- The Washington Times - Wednesday, January 2, 2002

MIAMI — The question for Ralph Friedgen was simple: If he were a gambling man, would he bet on his Maryland football team to astound Florida in tonight's 68th Orange Bowl?

In another time and place, the Fridge might have tossed out a one-liner something like, "Only fools bet on football games, and I ain't nobody's fool." But the Terrapins' first New Year's bowl date in a quarter-century is no laughing matter, so he muttered mundanely about how the NCAA doesn't permit betting and he could be fired for doing so.

Thanks a lot, Ralph baby. Just a little uptight, are we?

As photographers then snapped dum-dum pictures of Friedgen and Florida coach Steve Spurrier hovering awkwardly over a bowl of oranges you were expecting maybe prunes? Maryland athletic director Debbie Yow stood nearby exuding confidence, sort of.

"No, I'm not nervous," avowed Yow, perpetrating what had to be an enormous fib. "I'm confident because I know that if we execute, it can be done."

Nobody had to ask what it was. Considering that Maryland is ranked only one spot below No. 5 Florida and has a better record (10-1 to 9-2), the odds favoring the Gators by 15 points normally would seem way out of line. Except that …

Florida plays on a different level than Maryland, just as Southeastern Conference football operates on a different level than the ACC brand. In recent years, only Florida State and Georgia Tech from the ACC have been in the hunt for national championships. In the SEC, nearly everybody at least dreams of winning what passes for a national championship under the NCAA's Twilight Zone method of determining it.

The Gators' recruiting net usually pulls in bigger and faster, if not necessarily smarter, athletes than Maryland's. That could change, but for now you won't hear too many high school blue-chippers hither, thither and yon chirping that their lifetime ambition is to be a Terp. It takes a whole bunch of winning seasons and lots of successful national TV exposure to create that effect.

Of course, such a run has to start somewhere, and what better time than between 8 and the witching hour this evening?

Although Friedgen blew off the possibility yesterday, the impending struggle could get considerably more interesting if the Gators mail it in. (If you're looking for omens, this is, after all, the FedEx Orange Bowl.) Florida would have been playing Miami for the national title in tomorrow night's Rose Bowl but for that agonizing 34-32 loss to Tennessee in the final regular-season game. The Gators want to be in Miami right now about as much as George Bush wants to kiss Tom Daschle, and that could make a difference.

Spurrier appeared to be taking a gamble of his own one he obviously feels is necessary by saying yesterday that Heisman Trophy runner-up Rex Grossman, whose right arm produced 3,896 yards and 34 touchdowns, won't start because he missed a curfew last week. Steve Superior said backup Brock Berlin will open at quarterback and stay there as long as he moves the team, but if the Terps hang tough at the start look for Grossman to exit the doghouse faster than a greyhound chasing the rabbit at one of the local woof-woof tracks.

______________________________

■ GOALS
1. Rewrite the Orange Bowl column between "MIAMI — The" and "confidence, sort of.", inclusive, changing "oranges" to "lemons".
2. Does the Orange Bowl column support each statement below? Answer yes or no for each, and quote the words of the column that decide it.
(a) Maryland has a better record than Florida.
(b) Rex Grossman will start at quarterback for Florida.
(c) The odds favor the Gators by 15 points.

■ PROVIDED DATA
______________________________

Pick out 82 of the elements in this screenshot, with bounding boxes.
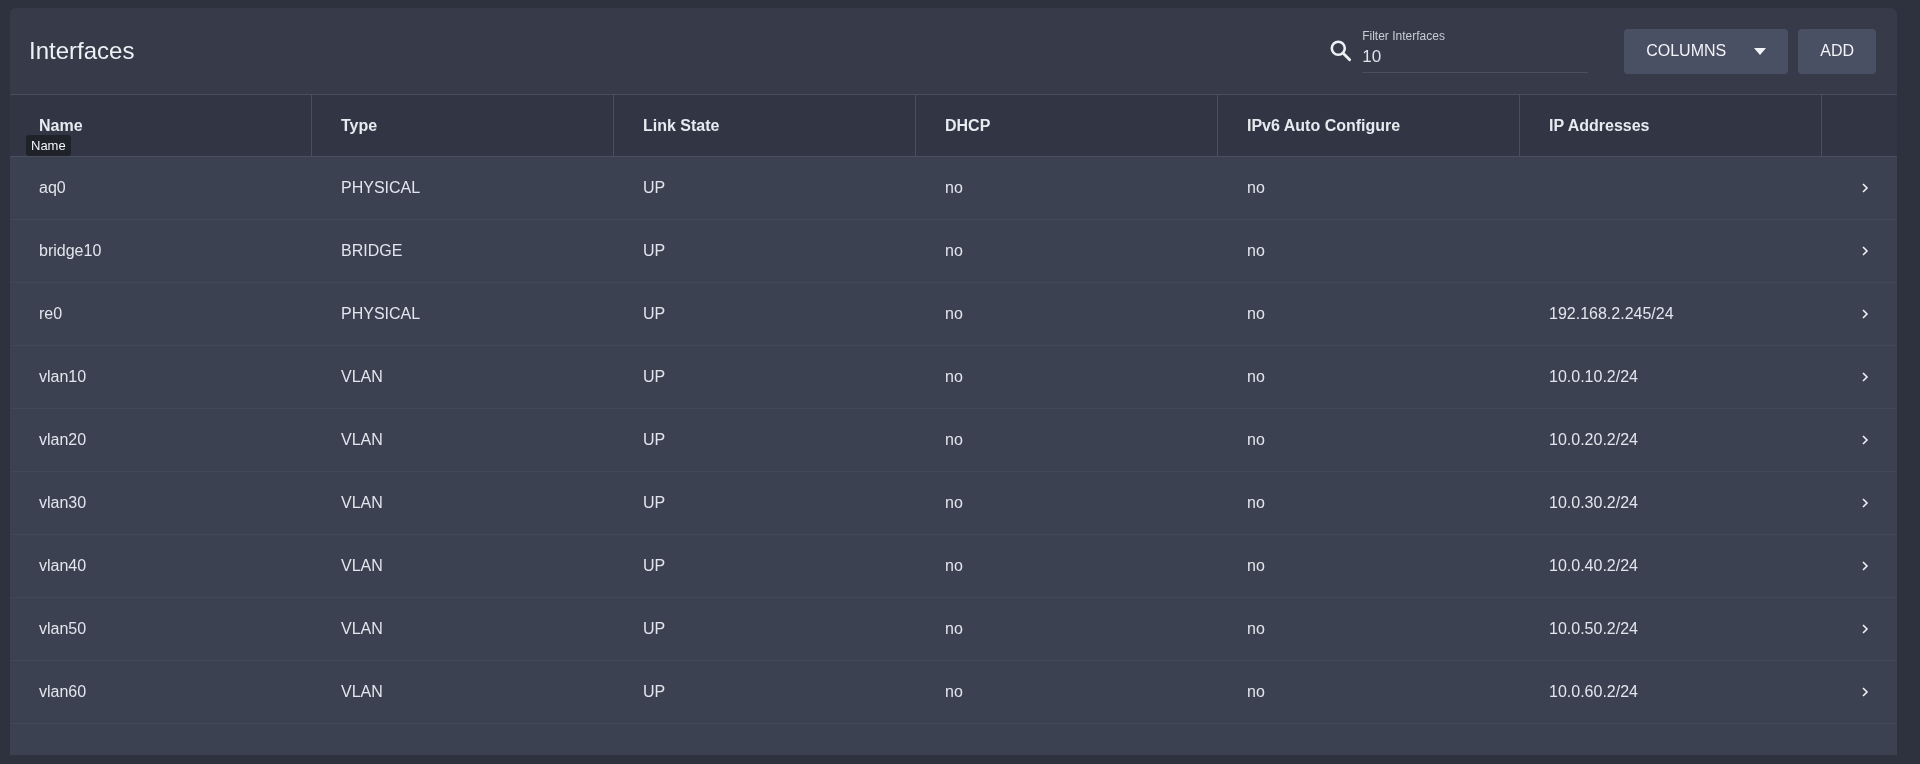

______________________________

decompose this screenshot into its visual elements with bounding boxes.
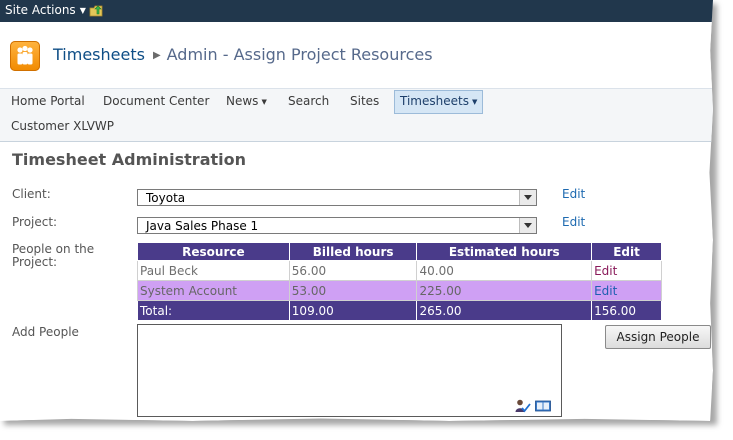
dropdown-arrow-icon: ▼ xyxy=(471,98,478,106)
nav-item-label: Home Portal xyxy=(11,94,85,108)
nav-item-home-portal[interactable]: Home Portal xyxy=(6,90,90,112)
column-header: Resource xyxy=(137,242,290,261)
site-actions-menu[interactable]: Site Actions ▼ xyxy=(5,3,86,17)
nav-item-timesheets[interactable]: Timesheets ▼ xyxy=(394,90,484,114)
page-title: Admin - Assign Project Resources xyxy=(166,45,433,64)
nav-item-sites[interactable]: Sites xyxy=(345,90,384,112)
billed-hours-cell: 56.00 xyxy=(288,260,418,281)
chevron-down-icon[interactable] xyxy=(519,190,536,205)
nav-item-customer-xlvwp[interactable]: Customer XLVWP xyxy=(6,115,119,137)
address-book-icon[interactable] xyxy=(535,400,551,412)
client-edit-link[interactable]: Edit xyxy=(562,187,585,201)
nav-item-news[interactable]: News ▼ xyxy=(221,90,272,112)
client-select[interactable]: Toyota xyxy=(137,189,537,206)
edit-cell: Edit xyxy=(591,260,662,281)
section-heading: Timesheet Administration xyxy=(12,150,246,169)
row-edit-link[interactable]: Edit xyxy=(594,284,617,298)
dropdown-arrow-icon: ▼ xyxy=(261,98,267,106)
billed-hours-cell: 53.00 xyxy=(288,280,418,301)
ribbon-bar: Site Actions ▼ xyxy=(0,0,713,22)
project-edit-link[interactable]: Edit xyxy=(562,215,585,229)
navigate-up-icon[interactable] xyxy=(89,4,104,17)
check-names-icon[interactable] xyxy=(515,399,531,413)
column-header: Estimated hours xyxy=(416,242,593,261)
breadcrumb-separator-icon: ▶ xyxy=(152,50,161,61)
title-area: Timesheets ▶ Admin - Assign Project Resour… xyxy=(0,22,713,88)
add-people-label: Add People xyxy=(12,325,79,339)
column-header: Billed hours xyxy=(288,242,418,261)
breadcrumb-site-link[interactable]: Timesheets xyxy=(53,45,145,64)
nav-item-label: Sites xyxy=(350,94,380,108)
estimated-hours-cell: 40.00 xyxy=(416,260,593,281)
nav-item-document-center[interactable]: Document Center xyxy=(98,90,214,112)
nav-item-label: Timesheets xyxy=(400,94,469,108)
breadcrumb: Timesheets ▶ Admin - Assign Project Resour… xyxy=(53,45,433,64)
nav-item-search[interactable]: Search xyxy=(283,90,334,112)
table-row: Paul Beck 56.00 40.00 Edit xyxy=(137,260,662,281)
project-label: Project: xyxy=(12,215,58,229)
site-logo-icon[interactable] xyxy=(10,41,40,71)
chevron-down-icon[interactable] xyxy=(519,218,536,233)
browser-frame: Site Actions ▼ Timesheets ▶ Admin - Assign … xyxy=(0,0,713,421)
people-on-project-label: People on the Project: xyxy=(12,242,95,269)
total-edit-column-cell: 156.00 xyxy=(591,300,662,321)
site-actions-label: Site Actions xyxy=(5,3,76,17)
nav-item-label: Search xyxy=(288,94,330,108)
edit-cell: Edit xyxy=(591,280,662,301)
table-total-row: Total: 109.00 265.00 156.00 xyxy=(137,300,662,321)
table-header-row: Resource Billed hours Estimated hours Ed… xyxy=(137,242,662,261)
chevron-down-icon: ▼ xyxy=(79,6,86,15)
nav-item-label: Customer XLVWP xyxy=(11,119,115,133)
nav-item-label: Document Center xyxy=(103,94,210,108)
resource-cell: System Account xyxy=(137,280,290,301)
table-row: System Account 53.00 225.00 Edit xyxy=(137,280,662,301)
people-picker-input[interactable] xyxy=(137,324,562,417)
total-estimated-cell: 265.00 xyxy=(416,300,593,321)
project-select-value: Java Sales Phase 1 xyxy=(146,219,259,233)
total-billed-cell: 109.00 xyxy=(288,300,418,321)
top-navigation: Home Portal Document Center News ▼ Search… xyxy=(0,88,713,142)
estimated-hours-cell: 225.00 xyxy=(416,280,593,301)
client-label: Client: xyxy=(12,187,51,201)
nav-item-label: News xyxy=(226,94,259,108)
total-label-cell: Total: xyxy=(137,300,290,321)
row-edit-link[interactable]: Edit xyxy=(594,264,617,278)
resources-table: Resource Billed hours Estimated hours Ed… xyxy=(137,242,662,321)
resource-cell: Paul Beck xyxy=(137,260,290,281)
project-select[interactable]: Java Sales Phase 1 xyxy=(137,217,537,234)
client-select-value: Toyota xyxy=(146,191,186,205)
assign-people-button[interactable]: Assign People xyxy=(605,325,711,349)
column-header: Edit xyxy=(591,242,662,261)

______________________________

■ ANSWERS TO THE TASKS
1.
MIAMI — The question for Ralph Friedgen was simple: If he were a gambling man, would he bet on his Maryland football team to astound Florida in tonight's 68th Orange Bowl?

In another time and place, the Fridge might have tossed out a one-liner something like, "Only fools bet on football games, and I ain't nobody's fool." But the Terrapins' first New Year's bowl date in a quarter-century is no laughing matter, so he muttered mundanely about how the NCAA doesn't permit betting and he could be fired for doing so.

Thanks a lot, Ralph baby. Just a little uptight, are we?

As photographers then snapped dum-dum pictures of Friedgen and Florida coach Steve Spurrier hovering awkwardly over a bowl of lemons you were expecting maybe prunes? Maryland athletic director Debbie Yow stood nearby exuding confidence, sort of.

2.
(a) Yes: "has a better record (10-1 to 9-2)"
(b) No: "won't start because he missed a curfew last week"
(c) Yes: "the odds favoring the Gators by 15 points"